***** Dataset records
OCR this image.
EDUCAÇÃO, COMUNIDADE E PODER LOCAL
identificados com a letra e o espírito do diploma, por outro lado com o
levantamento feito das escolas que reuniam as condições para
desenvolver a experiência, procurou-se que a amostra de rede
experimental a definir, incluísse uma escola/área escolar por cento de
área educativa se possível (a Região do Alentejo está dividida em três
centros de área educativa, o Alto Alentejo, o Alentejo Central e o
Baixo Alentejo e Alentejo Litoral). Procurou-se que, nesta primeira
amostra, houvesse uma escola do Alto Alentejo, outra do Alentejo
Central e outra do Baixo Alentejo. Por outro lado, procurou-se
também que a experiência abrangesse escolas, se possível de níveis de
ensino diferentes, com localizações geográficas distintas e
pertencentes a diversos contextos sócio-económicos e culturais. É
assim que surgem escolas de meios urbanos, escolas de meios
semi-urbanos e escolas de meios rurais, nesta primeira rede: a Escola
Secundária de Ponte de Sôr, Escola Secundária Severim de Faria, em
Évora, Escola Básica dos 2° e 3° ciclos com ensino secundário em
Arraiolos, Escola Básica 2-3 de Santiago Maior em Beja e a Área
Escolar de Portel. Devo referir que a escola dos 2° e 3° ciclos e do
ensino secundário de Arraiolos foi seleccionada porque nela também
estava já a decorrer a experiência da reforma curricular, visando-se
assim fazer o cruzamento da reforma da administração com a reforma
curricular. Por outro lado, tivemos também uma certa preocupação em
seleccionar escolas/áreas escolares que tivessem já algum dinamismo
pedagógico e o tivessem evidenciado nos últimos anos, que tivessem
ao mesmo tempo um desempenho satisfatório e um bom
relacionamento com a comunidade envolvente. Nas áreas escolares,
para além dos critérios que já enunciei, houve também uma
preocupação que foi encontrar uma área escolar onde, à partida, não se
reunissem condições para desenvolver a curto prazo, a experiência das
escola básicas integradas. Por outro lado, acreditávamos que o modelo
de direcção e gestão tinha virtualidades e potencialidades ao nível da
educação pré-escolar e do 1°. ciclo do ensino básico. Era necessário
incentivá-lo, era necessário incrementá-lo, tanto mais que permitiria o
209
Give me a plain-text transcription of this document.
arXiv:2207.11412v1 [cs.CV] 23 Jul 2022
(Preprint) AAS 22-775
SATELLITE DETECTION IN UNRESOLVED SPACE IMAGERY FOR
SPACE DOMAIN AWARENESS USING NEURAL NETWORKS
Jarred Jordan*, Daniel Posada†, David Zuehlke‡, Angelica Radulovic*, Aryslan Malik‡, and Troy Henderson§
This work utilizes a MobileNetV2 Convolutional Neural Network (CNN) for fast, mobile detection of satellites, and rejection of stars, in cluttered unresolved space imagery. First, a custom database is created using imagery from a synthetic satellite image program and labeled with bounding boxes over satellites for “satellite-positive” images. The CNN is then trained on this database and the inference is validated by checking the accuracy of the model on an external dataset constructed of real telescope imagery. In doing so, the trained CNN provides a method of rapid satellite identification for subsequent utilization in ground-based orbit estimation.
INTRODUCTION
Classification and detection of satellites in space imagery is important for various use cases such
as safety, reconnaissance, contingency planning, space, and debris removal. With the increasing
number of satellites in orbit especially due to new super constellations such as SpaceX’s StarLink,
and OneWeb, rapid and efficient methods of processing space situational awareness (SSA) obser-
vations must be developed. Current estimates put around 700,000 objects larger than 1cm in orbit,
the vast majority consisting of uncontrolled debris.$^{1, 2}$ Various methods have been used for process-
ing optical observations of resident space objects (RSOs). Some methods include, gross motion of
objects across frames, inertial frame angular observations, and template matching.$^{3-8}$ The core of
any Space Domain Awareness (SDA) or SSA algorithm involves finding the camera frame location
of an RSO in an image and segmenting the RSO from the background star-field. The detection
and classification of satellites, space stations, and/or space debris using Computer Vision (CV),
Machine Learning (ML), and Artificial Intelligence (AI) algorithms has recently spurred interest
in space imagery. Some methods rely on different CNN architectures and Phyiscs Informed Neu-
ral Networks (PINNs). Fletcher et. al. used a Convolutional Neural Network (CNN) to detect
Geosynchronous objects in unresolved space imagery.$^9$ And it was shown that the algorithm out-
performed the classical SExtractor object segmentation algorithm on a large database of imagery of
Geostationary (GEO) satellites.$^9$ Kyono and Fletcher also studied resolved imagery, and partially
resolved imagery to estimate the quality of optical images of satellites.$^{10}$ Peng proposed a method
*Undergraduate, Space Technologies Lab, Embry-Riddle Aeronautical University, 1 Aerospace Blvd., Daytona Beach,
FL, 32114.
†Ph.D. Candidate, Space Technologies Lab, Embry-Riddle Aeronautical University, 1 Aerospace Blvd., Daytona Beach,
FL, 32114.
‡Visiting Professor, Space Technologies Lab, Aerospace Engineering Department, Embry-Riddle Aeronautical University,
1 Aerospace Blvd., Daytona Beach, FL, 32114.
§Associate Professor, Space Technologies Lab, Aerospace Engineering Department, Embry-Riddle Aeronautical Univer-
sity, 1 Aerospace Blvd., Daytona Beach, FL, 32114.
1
**********
** What the task requires **
Extract the entries above verbatim.

** Answer for this exercise **
OCR this image.
EDUCAÇÃO, COMUNIDADE E PODER LOCAL
identificados com a letra e o espírito do diploma, por outro lado com o
levantamento feito das escolas que reuniam as condições para
desenvolver a experiência, procurou-se que a amostra de rede
experimental a definir, incluísse uma escola/área escolar por cento de
área educativa se possível (a Região do Alentejo está dividida em três
centros de área educativa, o Alto Alentejo, o Alentejo Central e o
Baixo Alentejo e Alentejo Litoral). Procurou-se que, nesta primeira
amostra, houvesse uma escola do Alto Alentejo, outra do Alentejo
Central e outra do Baixo Alentejo. Por outro lado, procurou-se
também que a experiência abrangesse escolas, se possível de níveis de
ensino diferentes, com localizações geográficas distintas e
pertencentes a diversos contextos sócio-económicos e culturais. É
assim que surgem escolas de meios urbanos, escolas de meios
semi-urbanos e escolas de meios rurais, nesta primeira rede: a Escola
Secundária de Ponte de Sôr, Escola Secundária Severim de Faria, em
Évora, Escola Básica dos 2° e 3° ciclos com ensino secundário em
Arraiolos, Escola Básica 2-3 de Santiago Maior em Beja e a Área
Escolar de Portel. Devo referir que a escola dos 2° e 3° ciclos e do
ensino secundário de Arraiolos foi seleccionada porque nela também
estava já a decorrer a experiência da reforma curricular, visando-se
assim fazer o cruzamento da reforma da administração com a reforma
curricular. Por outro lado, tivemos também uma certa preocupação em
seleccionar escolas/áreas escolares que tivessem já algum dinamismo
pedagógico e o tivessem evidenciado nos últimos anos, que tivessem
ao mesmo tempo um desempenho satisfatório e um bom
relacionamento com a comunidade envolvente. Nas áreas escolares,
para além dos critérios que já enunciei, houve também uma
preocupação que foi encontrar uma área escolar onde, à partida, não se
reunissem condições para desenvolver a curto prazo, a experiência das
escola básicas integradas. Por outro lado, acreditávamos que o modelo
de direcção e gestão tinha virtualidades e potencialidades ao nível da
educação pré-escolar e do 1°. ciclo do ensino básico. Era necessário
incentivá-lo, era necessário incrementá-lo, tanto mais que permitiria o
209
Give me a plain-text transcription of this document.
arXiv:2207.11412v1 [cs.CV] 23 Jul 2022
(Preprint) AAS 22-775
SATELLITE DETECTION IN UNRESOLVED SPACE IMAGERY FOR
SPACE DOMAIN AWARENESS USING NEURAL NETWORKS
Jarred Jordan*, Daniel Posada†, David Zuehlke‡, Angelica Radulovic*, Aryslan Malik‡, and Troy Henderson§
This work utilizes a MobileNetV2 Convolutional Neural Network (CNN) for fast, mobile detection of satellites, and rejection of stars, in cluttered unresolved space imagery. First, a custom database is created using imagery from a synthetic satellite image program and labeled with bounding boxes over satellites for “satellite-positive” images. The CNN is then trained on this database and the inference is validated by checking the accuracy of the model on an external dataset constructed of real telescope imagery. In doing so, the trained CNN provides a method of rapid satellite identification for subsequent utilization in ground-based orbit estimation.
INTRODUCTION
Classification and detection of satellites in space imagery is important for various use cases such
as safety, reconnaissance, contingency planning, space, and debris removal. With the increasing
number of satellites in orbit especially due to new super constellations such as SpaceX’s StarLink,
and OneWeb, rapid and efficient methods of processing space situational awareness (SSA) obser-
vations must be developed. Current estimates put around 700,000 objects larger than 1cm in orbit,
the vast majority consisting of uncontrolled debris.$^{1, 2}$ Various methods have been used for process-
ing optical observations of resident space objects (RSOs). Some methods include, gross motion of
objects across frames, inertial frame angular observations, and template matching.$^{3-8}$ The core of
any Space Domain Awareness (SDA) or SSA algorithm involves finding the camera frame location
of an RSO in an image and segmenting the RSO from the background star-field. The detection
and classification of satellites, space stations, and/or space debris using Computer Vision (CV),
Machine Learning (ML), and Artificial Intelligence (AI) algorithms has recently spurred interest
in space imagery. Some methods rely on different CNN architectures and Phyiscs Informed Neu-
ral Networks (PINNs). Fletcher et. al. used a Convolutional Neural Network (CNN) to detect
Geosynchronous objects in unresolved space imagery.$^9$ And it was shown that the algorithm out-
performed the classical SExtractor object segmentation algorithm on a large database of imagery of
Geostationary (GEO) satellites.$^9$ Kyono and Fletcher also studied resolved imagery, and partially
resolved imagery to estimate the quality of optical images of satellites.$^{10}$ Peng proposed a method
*Undergraduate, Space Technologies Lab, Embry-Riddle Aeronautical University, 1 Aerospace Blvd., Daytona Beach,
FL, 32114.
†Ph.D. Candidate, Space Technologies Lab, Embry-Riddle Aeronautical University, 1 Aerospace Blvd., Daytona Beach,
FL, 32114.
‡Visiting Professor, Space Technologies Lab, Aerospace Engineering Department, Embry-Riddle Aeronautical University,
1 Aerospace Blvd., Daytona Beach, FL, 32114.
§Associate Professor, Space Technologies Lab, Aerospace Engineering Department, Embry-Riddle Aeronautical Univer-
sity, 1 Aerospace Blvd., Daytona Beach, FL, 32114.
1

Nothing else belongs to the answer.